-- SET PROBLEM --
Sort through the entries below and pull out lines containing the word "JSON".

-- GIVEN ENTRIES --

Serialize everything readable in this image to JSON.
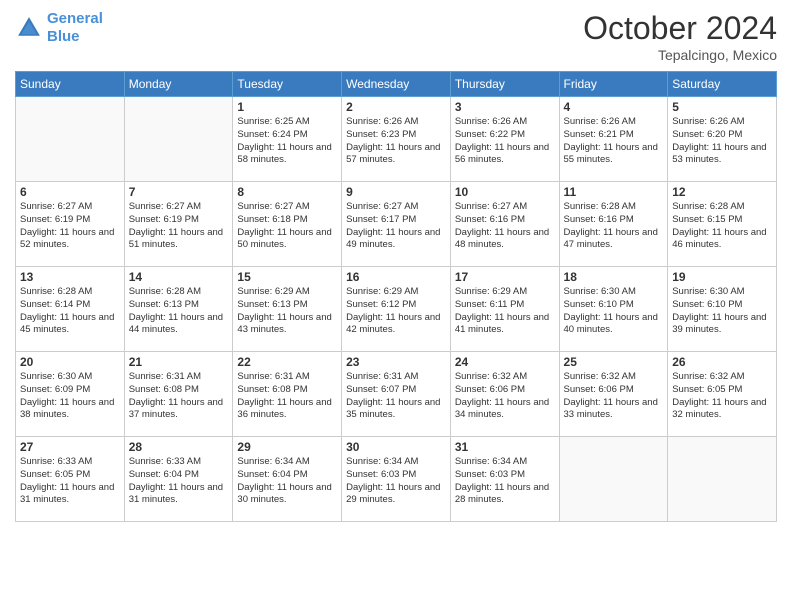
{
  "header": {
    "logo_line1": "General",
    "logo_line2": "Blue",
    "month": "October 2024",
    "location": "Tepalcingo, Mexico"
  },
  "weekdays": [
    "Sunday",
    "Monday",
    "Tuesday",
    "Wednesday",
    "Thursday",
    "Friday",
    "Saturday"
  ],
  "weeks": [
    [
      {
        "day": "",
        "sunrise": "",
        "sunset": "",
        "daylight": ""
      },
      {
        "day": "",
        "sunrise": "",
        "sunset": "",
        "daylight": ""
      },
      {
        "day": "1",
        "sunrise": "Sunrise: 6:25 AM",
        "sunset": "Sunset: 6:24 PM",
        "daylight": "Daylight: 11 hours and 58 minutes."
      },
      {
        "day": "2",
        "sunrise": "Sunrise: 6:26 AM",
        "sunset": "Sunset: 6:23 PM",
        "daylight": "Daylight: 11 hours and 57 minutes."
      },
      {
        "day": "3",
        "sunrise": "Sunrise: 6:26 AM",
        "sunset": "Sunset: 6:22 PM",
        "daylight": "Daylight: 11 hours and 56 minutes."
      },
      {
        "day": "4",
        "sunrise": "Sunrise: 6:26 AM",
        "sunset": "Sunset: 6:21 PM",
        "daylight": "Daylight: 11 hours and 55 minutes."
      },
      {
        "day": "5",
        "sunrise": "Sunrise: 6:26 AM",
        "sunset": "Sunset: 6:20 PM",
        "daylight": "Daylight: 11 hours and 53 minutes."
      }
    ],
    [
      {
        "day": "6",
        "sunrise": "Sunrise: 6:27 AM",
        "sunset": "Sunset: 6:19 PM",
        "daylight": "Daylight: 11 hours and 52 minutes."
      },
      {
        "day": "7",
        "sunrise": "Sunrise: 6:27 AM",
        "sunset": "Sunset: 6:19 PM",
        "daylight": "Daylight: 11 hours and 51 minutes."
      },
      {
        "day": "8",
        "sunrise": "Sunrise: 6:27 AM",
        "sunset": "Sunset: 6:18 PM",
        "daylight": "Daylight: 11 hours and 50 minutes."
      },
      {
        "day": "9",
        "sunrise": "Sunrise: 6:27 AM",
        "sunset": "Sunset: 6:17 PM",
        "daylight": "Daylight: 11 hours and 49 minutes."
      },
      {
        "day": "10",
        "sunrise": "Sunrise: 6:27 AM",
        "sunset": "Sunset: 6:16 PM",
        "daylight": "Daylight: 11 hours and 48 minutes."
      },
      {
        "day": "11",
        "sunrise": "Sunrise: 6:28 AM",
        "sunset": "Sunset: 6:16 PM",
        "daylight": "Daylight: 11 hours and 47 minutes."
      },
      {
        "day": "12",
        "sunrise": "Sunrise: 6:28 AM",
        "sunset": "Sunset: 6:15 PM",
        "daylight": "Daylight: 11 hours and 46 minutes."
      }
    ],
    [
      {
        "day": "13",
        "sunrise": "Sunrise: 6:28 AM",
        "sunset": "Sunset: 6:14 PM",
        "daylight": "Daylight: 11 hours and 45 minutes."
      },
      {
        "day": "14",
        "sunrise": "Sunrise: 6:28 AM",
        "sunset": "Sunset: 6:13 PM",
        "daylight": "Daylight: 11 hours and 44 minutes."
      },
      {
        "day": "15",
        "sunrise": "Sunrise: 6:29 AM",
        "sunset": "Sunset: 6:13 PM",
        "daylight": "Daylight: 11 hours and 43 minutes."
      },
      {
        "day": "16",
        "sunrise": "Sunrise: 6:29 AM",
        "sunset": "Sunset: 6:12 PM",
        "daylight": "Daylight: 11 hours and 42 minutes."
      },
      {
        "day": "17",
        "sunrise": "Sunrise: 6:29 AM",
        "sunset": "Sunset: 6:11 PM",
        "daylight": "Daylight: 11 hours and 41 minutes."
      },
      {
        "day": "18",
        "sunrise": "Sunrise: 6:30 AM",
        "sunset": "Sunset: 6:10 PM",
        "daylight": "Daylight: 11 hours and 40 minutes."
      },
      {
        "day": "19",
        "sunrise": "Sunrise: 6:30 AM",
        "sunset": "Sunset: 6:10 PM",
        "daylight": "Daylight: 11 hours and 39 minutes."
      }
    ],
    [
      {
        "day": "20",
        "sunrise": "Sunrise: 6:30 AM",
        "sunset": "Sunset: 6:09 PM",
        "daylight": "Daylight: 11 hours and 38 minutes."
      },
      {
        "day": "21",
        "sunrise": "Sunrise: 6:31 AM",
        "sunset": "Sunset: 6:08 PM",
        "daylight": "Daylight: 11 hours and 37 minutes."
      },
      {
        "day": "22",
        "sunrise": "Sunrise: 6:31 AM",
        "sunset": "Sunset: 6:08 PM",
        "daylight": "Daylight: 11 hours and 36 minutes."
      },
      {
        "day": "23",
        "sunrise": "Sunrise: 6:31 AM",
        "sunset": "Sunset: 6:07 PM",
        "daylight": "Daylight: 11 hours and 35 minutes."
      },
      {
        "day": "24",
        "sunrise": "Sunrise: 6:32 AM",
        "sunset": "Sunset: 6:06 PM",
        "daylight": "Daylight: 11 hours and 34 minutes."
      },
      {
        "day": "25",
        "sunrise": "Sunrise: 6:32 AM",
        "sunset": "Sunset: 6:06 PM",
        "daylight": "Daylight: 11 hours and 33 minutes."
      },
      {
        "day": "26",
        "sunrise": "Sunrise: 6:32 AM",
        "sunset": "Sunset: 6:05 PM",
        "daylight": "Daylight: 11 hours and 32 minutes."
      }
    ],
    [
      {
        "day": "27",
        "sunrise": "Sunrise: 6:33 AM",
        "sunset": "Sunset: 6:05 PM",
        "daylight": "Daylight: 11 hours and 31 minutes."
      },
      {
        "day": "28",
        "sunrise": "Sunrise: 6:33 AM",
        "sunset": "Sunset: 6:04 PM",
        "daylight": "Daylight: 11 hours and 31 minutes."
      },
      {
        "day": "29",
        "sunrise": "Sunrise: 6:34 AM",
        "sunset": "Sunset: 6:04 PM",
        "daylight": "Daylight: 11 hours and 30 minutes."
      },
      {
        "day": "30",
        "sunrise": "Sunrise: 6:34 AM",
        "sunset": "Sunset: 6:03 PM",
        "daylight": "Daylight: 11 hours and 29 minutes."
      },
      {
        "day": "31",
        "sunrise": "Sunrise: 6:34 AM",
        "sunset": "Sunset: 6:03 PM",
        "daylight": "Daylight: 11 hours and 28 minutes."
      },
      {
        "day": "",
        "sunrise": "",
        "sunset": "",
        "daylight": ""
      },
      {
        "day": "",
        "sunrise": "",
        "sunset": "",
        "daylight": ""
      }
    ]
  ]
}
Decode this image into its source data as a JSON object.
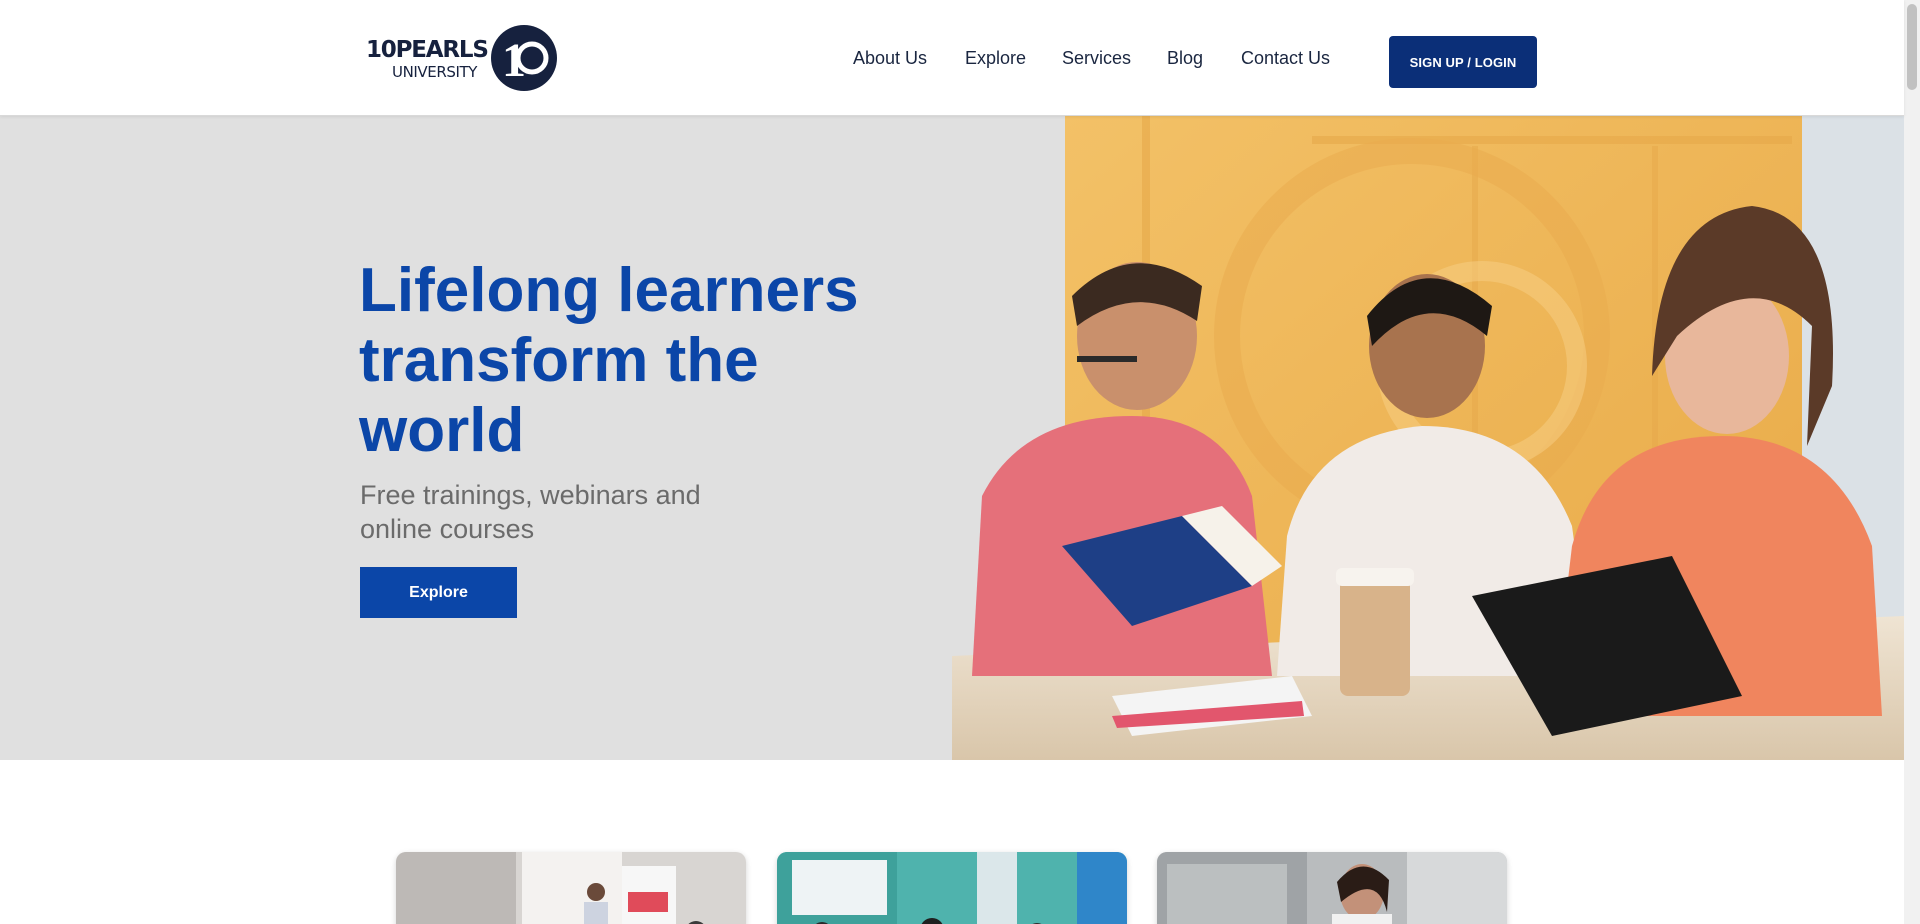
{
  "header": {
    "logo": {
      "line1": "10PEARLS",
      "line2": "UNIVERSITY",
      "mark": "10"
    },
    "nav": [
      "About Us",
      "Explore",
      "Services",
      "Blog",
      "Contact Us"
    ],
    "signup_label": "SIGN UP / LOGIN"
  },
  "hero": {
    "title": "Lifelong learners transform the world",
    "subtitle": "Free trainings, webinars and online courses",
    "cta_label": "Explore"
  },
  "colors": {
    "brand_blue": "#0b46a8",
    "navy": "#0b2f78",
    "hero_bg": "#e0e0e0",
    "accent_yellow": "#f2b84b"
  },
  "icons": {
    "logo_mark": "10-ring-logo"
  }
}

-- FINAL ANSWER --
Serialize everything readable in this image to JSON.
Decode this image into its source data as a JSON object.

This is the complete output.